TASKS TO COMPLETE
a) Retype the text of the Catia V5 helper functions description between "Other functions allow" and "and Minor matrices.", inclusive.
b) In the Catia V5 helper functions description, what can be found from a Catia Selection?

EXTRACT
----------
This web page provides a comprehensive set of helper functions for Catia V5, including functions to get point coordinates, normalize vectors, get plane equations and vectors, and determine the distance between two points.

Other functions allow you to determine whether two points are on the same side of a plane, get the vector of a line, and find the BrepName from a Catia Selection.

Additionally, you can use this web page to determine whether two lines are skew, intersecting or parallel, and to calculate the distance between two skew lines.

You can also calculate the DOT and CROSS products of two vectors, and obtain the inverse and determinant of an N x N matrix, as well as the Adjoint and Minor matrices.
----------
DATASET RECORDS
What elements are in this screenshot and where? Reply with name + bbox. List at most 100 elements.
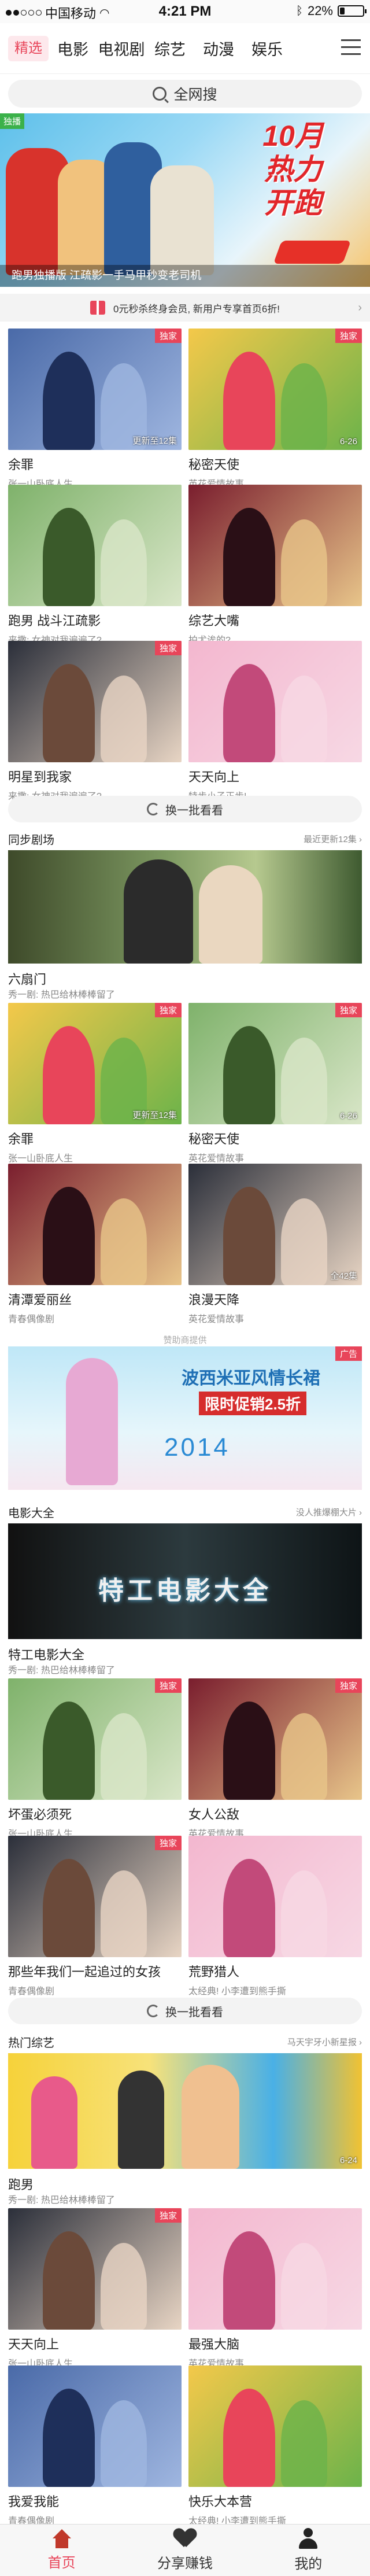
card-subtitle: 英花爱情故事	[188, 1154, 245, 1164]
tab-tv[interactable]: 电视剧	[97, 37, 146, 60]
card-thumbnail[interactable]	[8, 485, 182, 606]
exclusive-tag: 独家	[154, 329, 182, 343]
content-card[interactable]: 综艺大嘴拍尤诶的?	[188, 485, 362, 646]
search-icon	[153, 87, 167, 101]
exclusive-tag: 独家	[335, 1003, 362, 1017]
section-more-link[interactable]: 马天宇牙小新星报 ›	[287, 2036, 362, 2048]
card-title: 我爱我能	[8, 2494, 60, 2509]
tab-featured[interactable]: 精选	[8, 35, 49, 61]
content-card[interactable]: 最强大脑 英花爱情故事	[188, 2208, 362, 2370]
refresh-icon	[147, 2005, 160, 2017]
menu-icon[interactable]	[341, 39, 361, 57]
sync-main-title: 六扇门	[8, 972, 47, 987]
content-card[interactable]: 独家6-26秘密天使英花爱情故事	[188, 329, 362, 490]
section-header-variety: 热门综艺 马天宇牙小新星报 ›	[0, 2030, 370, 2053]
tab-share-label: 分享赚钱	[157, 2556, 213, 2571]
content-card[interactable]: 快乐大本营 太经典! 小李遭到熊手撕	[188, 2365, 362, 2527]
movie-main-thumb[interactable]: 特工电影大全	[8, 1523, 362, 1639]
content-card[interactable]: 独家 坏蛋必须死 张一山卧底人生	[8, 1678, 182, 1840]
banner-headline: 10月 热力 开跑	[262, 120, 324, 219]
section-header-sync: 同步剧场 最近更新12集 ›	[0, 827, 370, 850]
card-thumbnail[interactable]: 独家	[8, 2208, 182, 2330]
card-subtitle: 太经典! 小李遭到熊手撕	[188, 1987, 286, 1996]
update-label: 6-26	[339, 1111, 357, 1121]
content-card[interactable]: 天天向上特步小子正步!	[188, 641, 362, 802]
card-thumbnail[interactable]: 全42集	[188, 1164, 362, 1285]
swap-button[interactable]: 换一批看看	[8, 796, 362, 822]
exclusive-tag: 独家	[154, 2208, 182, 2223]
card-thumbnail[interactable]	[188, 2208, 362, 2330]
card-subtitle: 青春偶像剧	[8, 1315, 55, 1324]
card-thumbnail[interactable]	[188, 1836, 362, 1957]
content-card[interactable]: 我爱我能 青春偶像剧	[8, 2365, 182, 2527]
card-title: 清潭爱丽丝	[8, 1293, 72, 1307]
card-thumbnail[interactable]	[188, 485, 362, 606]
card-title: 那些年我们一起追过的女孩	[8, 1965, 161, 1979]
card-thumbnail[interactable]: 独家	[8, 641, 182, 762]
battery-icon	[338, 5, 367, 17]
variety-main-title: 跑男	[8, 2178, 34, 2192]
content-card[interactable]: 独家 天天向上 张一山卧底人生	[8, 2208, 182, 2370]
card-title: 女人公敌	[188, 1807, 240, 1822]
banner-plane-graphic	[273, 241, 352, 264]
card-thumbnail[interactable]: 独家	[8, 1678, 182, 1800]
card-thumbnail[interactable]	[188, 641, 362, 762]
card-thumbnail[interactable]: 独家更新至12集	[8, 329, 182, 450]
bottom-tab-bar: 首页 分享赚钱 我的	[0, 2524, 370, 2576]
card-thumbnail[interactable]: 独家	[8, 1836, 182, 1957]
update-label: 全42集	[330, 1271, 357, 1281]
section-more-link[interactable]: 没人推爆棚大片 ›	[296, 1506, 362, 1518]
search-input[interactable]: 全网搜	[8, 80, 362, 108]
card-title: 跑男 战斗江疏影	[8, 614, 101, 628]
section-more-link[interactable]: 最近更新12集 ›	[304, 833, 362, 845]
card-title: 浪漫天降	[188, 1293, 240, 1307]
card-thumbnail[interactable]: 独家 6-26	[188, 329, 362, 450]
banner-caption: 跑男独播版 江疏影一手马甲秒变老司机	[0, 265, 370, 287]
status-bar: 中国移动 ◠ 4:21 PM ᛒ 22%	[0, 0, 370, 23]
content-card[interactable]: 独家更新至12集余罪张一山卧底人生	[8, 329, 182, 490]
exclusive-tag: 独家	[154, 1836, 182, 1850]
card-title: 天天向上	[8, 2337, 60, 2352]
card-thumbnail[interactable]	[8, 1164, 182, 1285]
tab-variety[interactable]: 综艺	[146, 37, 194, 60]
tab-home-label: 首页	[47, 2555, 76, 2571]
tab-entertainment[interactable]: 娱乐	[243, 37, 291, 60]
card-thumbnail[interactable]	[8, 2365, 182, 2487]
ad-headline: 波西米亚风情长裙	[182, 1369, 320, 1388]
tab-movie[interactable]: 电影	[49, 37, 97, 60]
vip-promo-bar[interactable]: 0元秒杀终身会员, 新用户专享首页6折! ›	[0, 294, 370, 322]
exclusive-tag: 独家	[335, 329, 362, 343]
content-card[interactable]: 独家 女人公敌 英花爱情故事	[188, 1678, 362, 1840]
exclusive-tag: 独家	[154, 1678, 182, 1693]
card-thumbnail[interactable]: 独家 6-26	[188, 1003, 362, 1124]
exclusive-tag: 独家	[335, 1678, 362, 1693]
bluetooth-icon: ᛒ	[295, 4, 303, 17]
refresh-icon	[147, 803, 160, 815]
card-subtitle: 张一山卧底人生	[8, 1154, 73, 1164]
content-card[interactable]: 独家明星到我家来撒: 女神对我遍遍了?	[8, 641, 182, 802]
tab-home[interactable]: 首页	[0, 2525, 123, 2576]
sync-main-sub: 秀一剧: 热巴给林棒棒留了	[8, 990, 115, 1000]
content-card[interactable]: 独家更新至12集余罪张一山卧底人生	[8, 1003, 182, 1164]
card-thumbnail[interactable]: 独家 更新至12集	[8, 1003, 182, 1124]
content-card[interactable]: 清潭爱丽丝青春偶像剧	[8, 1164, 182, 1325]
card-thumbnail[interactable]: 独家	[188, 1678, 362, 1800]
swap-button[interactable]: 换一批看看	[8, 1998, 362, 2024]
sync-main-thumb[interactable]	[8, 850, 362, 964]
content-card[interactable]: 全42集 浪漫天降 英花爱情故事	[188, 1164, 362, 1325]
exclusive-tag: 独家	[154, 641, 182, 655]
content-card[interactable]: 独家6-26秘密天使英花爱情故事	[188, 1003, 362, 1164]
content-card[interactable]: 荒野猎人 太经典! 小李遭到熊手撕	[188, 1836, 362, 1997]
ad-banner[interactable]: 波西米亚风情长裙 限时促销2.5折 2014 广告	[8, 1346, 362, 1490]
card-thumbnail[interactable]	[188, 2365, 362, 2487]
card-title: 余罪	[8, 1132, 34, 1146]
content-card[interactable]: 跑男 战斗江疏影来撒: 女神对我遍遍了?	[8, 485, 182, 646]
tab-mine[interactable]: 我的	[247, 2525, 370, 2576]
movie-main-sub: 秀一剧: 热巴给林棒棒留了	[8, 1666, 115, 1675]
tab-share[interactable]: 分享赚钱	[123, 2525, 246, 2576]
hero-banner[interactable]: 10月 热力 开跑 独播 跑男独播版 江疏影一手马甲秒变老司机	[0, 113, 370, 287]
tab-anime[interactable]: 动漫	[194, 37, 243, 60]
update-label: 更新至12集	[132, 436, 177, 446]
variety-main-thumb[interactable]: 6-24	[8, 2053, 362, 2169]
content-card[interactable]: 独家 那些年我们一起追过的女孩 青春偶像剧	[8, 1836, 182, 1997]
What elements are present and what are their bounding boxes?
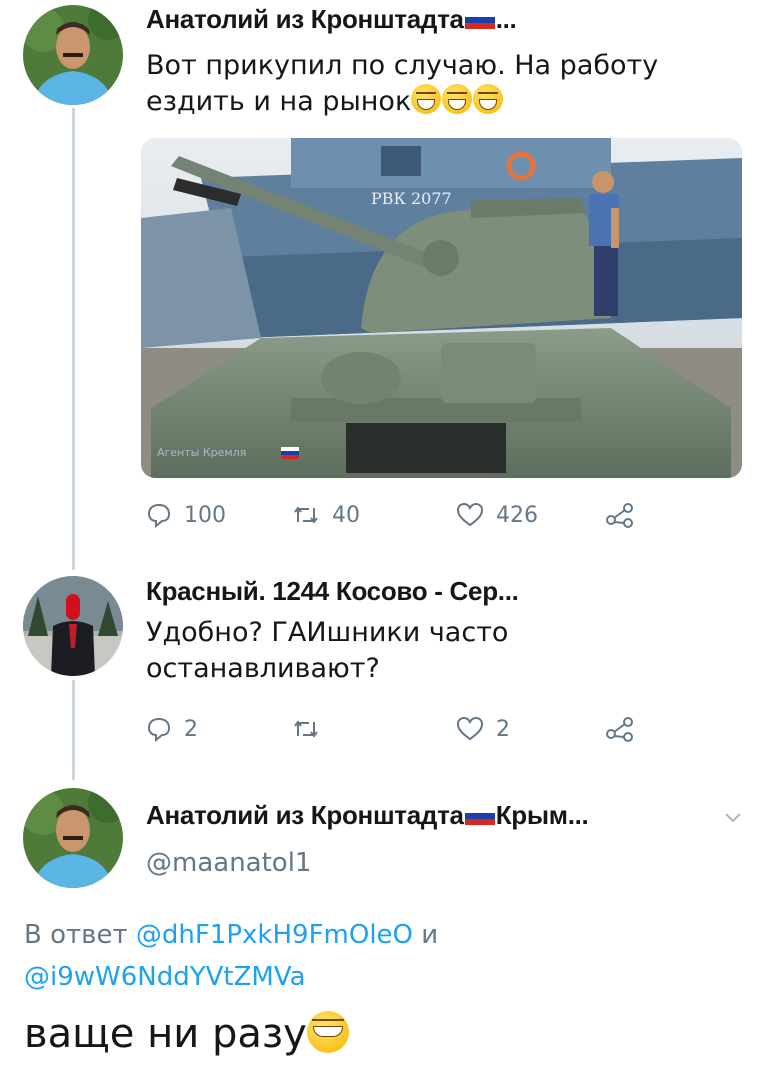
author-name[interactable]: Красный. 1244 Косово - Сер... — [146, 576, 519, 607]
retweet-icon — [294, 720, 318, 738]
retweet-button[interactable] — [292, 716, 332, 742]
like-count: 2 — [496, 716, 510, 742]
avatar[interactable] — [23, 5, 123, 105]
tweet-text: Вот прикупил по случаю. На работу ездить… — [146, 50, 659, 117]
retweet-button[interactable]: 40 — [292, 502, 360, 528]
like-button[interactable]: 2 — [456, 716, 510, 742]
laughing-emoji-icon — [411, 84, 442, 114]
reply-button[interactable]: 100 — [146, 502, 226, 528]
share-button[interactable] — [606, 502, 634, 528]
share-icon — [606, 503, 633, 528]
russia-flag-icon — [281, 447, 299, 459]
heart-icon — [456, 502, 484, 527]
mention-link[interactable]: @dhF1PxkH9FmOleO — [136, 920, 413, 950]
thread-line — [72, 108, 75, 570]
russia-flag-icon — [464, 807, 495, 825]
avatar[interactable] — [23, 788, 123, 888]
retweet-count: 40 — [332, 502, 360, 528]
tweet-text: Удобно? ГАИшники часто останавливают? — [146, 617, 509, 684]
laughing-emoji-icon — [473, 84, 504, 114]
reply-context: В ответ @dhF1PxkH9FmOleO и @i9wW6NddYVtZ… — [24, 920, 439, 992]
author-name[interactable]: Анатолий из Кронштадта Крым... — [146, 800, 589, 831]
thread-line — [72, 680, 75, 780]
mention-link[interactable]: @i9wW6NddYVtZMVa — [24, 962, 306, 992]
russia-flag-icon — [464, 11, 495, 29]
laughing-emoji-icon — [442, 84, 473, 114]
author-name[interactable]: Анатолий из Кронштадта... — [146, 4, 517, 35]
like-button[interactable]: 426 — [456, 502, 538, 528]
main-tweet-text: ваще ни разу — [24, 1010, 350, 1058]
author-handle[interactable]: @maanatol1 — [146, 848, 311, 878]
laughing-emoji-icon — [306, 1011, 349, 1053]
tweet-media[interactable]: РВК 2077 Агенты Кремля — [141, 138, 742, 478]
chevron-down-icon[interactable] — [724, 812, 742, 824]
share-button[interactable] — [606, 716, 634, 742]
heart-icon — [456, 716, 484, 741]
reply-count: 100 — [184, 502, 226, 528]
reply-button[interactable]: 2 — [146, 716, 198, 742]
like-count: 426 — [496, 502, 538, 528]
reply-icon — [147, 717, 171, 742]
reply-count: 2 — [184, 716, 198, 742]
retweet-icon — [294, 506, 318, 524]
hull-number: РВК 2077 — [371, 189, 452, 208]
share-icon — [606, 717, 633, 742]
watermark: Агенты Кремля — [157, 446, 246, 459]
reply-icon — [147, 503, 171, 528]
avatar[interactable] — [23, 576, 123, 676]
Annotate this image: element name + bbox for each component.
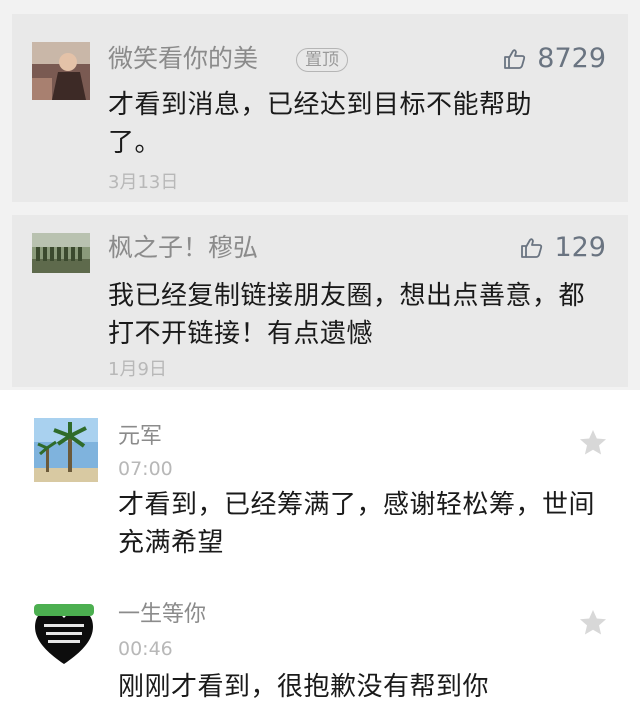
avatar[interactable] xyxy=(34,418,98,482)
pinned-comment-card: 微笑看你的美 置顶 8729 才看到消息，已经达到目标不能帮助了。 3月13日 xyxy=(12,14,628,202)
commenter-name[interactable]: 微笑看你的美 xyxy=(108,44,258,74)
comment-text: 我已经复制链接朋友圈，想出点善意，都打不开链接！有点遗憾 xyxy=(108,281,586,349)
like-count: 8729 xyxy=(537,43,606,74)
comment-text: 才看到消息，已经达到目标不能帮助了。 xyxy=(108,90,533,158)
thumbs-up-icon xyxy=(503,47,527,71)
star-icon[interactable] xyxy=(578,428,608,458)
pinned-comment-card: 枫之子！穆弘 129 我已经复制链接朋友圈，想出点善意，都打不开链接！有点遗憾 … xyxy=(12,215,628,387)
like-button[interactable]: 129 xyxy=(520,233,606,263)
commenter-name[interactable]: 一生等你 xyxy=(118,600,206,630)
comments-page: 微笑看你的美 置顶 8729 才看到消息，已经达到目标不能帮助了。 3月13日 xyxy=(0,0,640,723)
comment-list: 元军 07:00 才看到，已经筹满了，感谢轻松筹，世间充满希望 一生等你 00:… xyxy=(0,390,640,723)
comment-text: 才看到，已经筹满了，感谢轻松筹，世间充满希望 xyxy=(118,490,596,558)
commenter-name[interactable]: 枫之子！穆弘 xyxy=(108,233,258,263)
avatar[interactable] xyxy=(30,600,98,668)
comment-date: 3月13日 xyxy=(108,172,179,193)
commenter-name[interactable]: 元军 xyxy=(118,422,162,452)
avatar[interactable] xyxy=(32,42,90,100)
pinned-badge: 置顶 xyxy=(296,48,348,72)
comment-time: 07:00 xyxy=(118,458,173,480)
comment-time: 00:46 xyxy=(118,638,173,660)
like-count: 129 xyxy=(554,232,606,263)
like-button[interactable]: 8729 xyxy=(503,44,606,74)
comment-text: 刚刚才看到，很抱歉没有帮到你 xyxy=(118,672,490,702)
avatar[interactable] xyxy=(32,233,90,273)
star-icon[interactable] xyxy=(578,608,608,638)
thumbs-up-icon xyxy=(520,236,544,260)
comment-date: 1月9日 xyxy=(108,359,167,380)
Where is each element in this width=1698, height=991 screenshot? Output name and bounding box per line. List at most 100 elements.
----------
WORKED SOLUTIONS
a)
Other functions allow you to determine whether two points are on the same side of a plane, get the vector of a line, and find the BrepName from a Catia Selection.

Additionally, you can use this web page to determine whether two lines are skew, intersecting or parallel, and to calculate the distance between two skew lines.

You can also calculate the DOT and CROSS products of two vectors, and obtain the inverse and determinant of an N x N matrix, as well as the Adjoint and Minor matrices.

b) The BrepName.